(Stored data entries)
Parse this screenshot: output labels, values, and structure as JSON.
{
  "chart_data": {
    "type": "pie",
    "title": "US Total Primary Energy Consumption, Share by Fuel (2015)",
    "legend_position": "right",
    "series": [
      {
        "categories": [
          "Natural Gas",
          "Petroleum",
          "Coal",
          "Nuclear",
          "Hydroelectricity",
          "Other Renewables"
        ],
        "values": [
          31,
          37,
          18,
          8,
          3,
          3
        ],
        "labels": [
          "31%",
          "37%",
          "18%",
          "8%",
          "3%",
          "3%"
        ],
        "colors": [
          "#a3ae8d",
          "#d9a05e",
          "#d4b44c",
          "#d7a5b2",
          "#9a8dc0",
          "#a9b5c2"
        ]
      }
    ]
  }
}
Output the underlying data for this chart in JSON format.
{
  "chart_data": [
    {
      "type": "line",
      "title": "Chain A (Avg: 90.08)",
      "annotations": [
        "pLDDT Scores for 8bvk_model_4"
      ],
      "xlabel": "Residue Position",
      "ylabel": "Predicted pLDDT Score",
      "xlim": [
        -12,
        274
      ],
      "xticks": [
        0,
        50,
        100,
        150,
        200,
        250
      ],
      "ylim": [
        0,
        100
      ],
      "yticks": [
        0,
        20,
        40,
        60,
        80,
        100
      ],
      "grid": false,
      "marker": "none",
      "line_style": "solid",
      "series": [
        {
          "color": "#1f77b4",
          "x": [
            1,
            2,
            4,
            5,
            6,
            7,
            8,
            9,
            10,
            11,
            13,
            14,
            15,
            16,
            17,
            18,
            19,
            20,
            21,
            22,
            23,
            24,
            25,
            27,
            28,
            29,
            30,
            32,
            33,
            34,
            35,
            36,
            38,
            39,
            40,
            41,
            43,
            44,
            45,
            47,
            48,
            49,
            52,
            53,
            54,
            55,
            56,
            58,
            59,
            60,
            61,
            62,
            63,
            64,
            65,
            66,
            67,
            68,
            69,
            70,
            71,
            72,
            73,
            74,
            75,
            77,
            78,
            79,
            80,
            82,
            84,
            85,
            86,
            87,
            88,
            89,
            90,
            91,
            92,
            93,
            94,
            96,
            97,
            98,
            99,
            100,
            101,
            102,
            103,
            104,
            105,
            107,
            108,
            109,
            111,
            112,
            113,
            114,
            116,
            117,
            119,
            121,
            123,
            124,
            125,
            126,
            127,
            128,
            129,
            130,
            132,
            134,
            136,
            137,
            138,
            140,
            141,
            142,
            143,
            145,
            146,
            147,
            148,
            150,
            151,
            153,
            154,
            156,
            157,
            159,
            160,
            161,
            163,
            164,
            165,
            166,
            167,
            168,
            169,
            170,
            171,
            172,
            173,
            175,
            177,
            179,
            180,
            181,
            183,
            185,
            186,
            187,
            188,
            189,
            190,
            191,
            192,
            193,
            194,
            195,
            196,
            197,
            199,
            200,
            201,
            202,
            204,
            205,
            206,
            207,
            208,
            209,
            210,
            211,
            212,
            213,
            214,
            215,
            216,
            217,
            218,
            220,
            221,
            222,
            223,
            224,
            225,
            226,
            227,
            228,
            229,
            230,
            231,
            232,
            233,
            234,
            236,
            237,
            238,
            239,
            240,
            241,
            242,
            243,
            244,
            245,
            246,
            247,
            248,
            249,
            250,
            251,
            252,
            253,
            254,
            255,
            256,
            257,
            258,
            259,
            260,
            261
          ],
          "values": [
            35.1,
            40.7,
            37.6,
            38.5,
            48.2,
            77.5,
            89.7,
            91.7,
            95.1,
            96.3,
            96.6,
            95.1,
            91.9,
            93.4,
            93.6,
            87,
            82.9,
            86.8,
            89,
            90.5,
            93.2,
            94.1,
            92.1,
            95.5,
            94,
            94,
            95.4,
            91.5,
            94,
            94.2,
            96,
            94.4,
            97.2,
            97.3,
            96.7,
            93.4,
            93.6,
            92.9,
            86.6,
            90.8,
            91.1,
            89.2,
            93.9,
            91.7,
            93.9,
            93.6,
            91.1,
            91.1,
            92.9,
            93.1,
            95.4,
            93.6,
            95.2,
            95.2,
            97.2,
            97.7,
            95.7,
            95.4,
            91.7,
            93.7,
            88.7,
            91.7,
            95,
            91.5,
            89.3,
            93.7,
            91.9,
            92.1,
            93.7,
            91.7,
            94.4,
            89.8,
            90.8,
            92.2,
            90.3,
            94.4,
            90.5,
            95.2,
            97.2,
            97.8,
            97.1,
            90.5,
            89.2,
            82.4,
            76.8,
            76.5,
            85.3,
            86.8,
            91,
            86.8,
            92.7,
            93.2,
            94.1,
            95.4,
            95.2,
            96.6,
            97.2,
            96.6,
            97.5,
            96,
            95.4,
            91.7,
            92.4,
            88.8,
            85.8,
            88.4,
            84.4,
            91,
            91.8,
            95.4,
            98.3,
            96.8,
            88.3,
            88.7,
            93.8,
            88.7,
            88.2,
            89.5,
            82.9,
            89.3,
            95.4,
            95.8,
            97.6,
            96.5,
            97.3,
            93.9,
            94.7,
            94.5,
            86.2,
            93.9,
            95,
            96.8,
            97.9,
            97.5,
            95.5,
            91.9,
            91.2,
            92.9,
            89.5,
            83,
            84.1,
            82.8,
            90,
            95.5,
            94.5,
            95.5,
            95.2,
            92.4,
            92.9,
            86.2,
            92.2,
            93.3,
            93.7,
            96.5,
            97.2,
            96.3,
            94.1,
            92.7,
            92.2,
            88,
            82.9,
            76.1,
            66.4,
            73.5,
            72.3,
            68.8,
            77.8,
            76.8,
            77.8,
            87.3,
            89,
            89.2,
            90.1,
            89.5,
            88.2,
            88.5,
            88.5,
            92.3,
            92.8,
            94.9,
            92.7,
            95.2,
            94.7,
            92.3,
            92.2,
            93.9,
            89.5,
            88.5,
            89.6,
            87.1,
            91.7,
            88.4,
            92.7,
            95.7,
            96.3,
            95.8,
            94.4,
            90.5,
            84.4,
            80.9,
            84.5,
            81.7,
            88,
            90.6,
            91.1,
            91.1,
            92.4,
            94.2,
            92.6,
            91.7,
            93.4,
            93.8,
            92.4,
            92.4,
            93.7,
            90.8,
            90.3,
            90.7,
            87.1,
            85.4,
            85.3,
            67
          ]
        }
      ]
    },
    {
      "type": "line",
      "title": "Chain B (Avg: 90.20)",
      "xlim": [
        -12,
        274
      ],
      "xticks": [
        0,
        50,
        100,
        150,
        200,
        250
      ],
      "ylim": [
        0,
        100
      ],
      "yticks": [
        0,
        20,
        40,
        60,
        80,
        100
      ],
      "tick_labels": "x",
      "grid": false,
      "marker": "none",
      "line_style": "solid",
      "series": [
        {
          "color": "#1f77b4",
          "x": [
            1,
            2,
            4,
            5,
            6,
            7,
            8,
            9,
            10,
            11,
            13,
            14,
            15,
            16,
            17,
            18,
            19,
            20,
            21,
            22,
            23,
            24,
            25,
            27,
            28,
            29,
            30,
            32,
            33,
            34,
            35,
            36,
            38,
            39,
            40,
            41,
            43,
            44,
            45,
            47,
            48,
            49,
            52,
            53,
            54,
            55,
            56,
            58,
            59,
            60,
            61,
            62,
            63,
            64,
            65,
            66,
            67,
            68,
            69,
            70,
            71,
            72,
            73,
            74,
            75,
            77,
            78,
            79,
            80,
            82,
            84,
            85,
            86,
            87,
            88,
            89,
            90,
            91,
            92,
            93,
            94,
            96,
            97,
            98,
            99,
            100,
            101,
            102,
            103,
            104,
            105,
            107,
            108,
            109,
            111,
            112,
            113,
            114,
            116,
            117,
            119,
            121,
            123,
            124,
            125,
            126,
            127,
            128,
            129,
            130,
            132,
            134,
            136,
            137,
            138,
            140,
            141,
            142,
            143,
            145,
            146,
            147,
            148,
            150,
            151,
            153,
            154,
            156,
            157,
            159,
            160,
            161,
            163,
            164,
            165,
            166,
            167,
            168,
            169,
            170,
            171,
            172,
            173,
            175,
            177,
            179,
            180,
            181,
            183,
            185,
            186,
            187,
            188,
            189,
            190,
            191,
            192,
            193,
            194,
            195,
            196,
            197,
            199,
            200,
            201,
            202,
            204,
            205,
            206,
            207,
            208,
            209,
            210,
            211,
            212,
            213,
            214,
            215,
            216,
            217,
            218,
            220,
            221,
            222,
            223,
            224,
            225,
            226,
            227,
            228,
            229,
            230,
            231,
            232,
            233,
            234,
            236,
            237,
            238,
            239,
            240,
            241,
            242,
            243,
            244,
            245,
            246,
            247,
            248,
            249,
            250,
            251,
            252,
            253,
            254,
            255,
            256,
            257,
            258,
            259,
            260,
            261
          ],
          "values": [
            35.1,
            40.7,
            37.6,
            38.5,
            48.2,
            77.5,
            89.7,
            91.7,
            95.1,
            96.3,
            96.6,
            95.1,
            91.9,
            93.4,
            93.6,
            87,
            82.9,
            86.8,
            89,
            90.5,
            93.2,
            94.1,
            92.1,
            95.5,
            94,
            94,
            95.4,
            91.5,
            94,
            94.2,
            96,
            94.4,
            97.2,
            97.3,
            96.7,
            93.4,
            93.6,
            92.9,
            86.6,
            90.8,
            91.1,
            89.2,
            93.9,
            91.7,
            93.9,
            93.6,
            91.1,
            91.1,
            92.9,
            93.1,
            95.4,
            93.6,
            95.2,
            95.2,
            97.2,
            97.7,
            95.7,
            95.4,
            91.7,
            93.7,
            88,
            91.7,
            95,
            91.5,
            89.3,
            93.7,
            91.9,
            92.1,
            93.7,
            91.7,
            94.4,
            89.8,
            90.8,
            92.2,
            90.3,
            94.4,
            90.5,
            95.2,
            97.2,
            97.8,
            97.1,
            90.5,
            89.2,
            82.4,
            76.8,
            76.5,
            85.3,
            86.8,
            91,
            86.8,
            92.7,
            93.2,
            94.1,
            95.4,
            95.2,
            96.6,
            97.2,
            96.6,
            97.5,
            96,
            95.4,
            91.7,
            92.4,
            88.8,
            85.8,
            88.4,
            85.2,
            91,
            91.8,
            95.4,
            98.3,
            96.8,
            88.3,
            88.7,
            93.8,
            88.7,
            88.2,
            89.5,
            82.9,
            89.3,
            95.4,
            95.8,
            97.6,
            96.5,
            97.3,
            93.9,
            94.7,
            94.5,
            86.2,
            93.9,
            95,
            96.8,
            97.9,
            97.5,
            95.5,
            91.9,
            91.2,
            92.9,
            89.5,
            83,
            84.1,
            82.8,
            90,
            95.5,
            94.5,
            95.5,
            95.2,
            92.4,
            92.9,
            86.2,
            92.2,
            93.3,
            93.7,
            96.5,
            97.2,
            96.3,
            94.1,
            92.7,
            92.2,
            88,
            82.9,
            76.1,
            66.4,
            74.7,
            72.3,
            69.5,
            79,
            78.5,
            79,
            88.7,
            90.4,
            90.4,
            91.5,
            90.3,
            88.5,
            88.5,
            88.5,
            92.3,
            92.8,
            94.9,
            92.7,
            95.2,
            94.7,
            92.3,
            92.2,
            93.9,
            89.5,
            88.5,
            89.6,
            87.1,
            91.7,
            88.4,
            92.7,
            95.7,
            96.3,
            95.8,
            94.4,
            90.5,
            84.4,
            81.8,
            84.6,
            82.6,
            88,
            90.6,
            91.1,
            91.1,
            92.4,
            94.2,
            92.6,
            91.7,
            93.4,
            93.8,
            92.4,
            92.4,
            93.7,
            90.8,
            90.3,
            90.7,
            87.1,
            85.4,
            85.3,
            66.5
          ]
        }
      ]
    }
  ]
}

### SET TASK
For each line of the entries that includes "values", show that line.

### SOLUTION BELOW
Parse this screenshot: output labels, values, and structure as JSON.
        "values": [
          "values": [
          "values": [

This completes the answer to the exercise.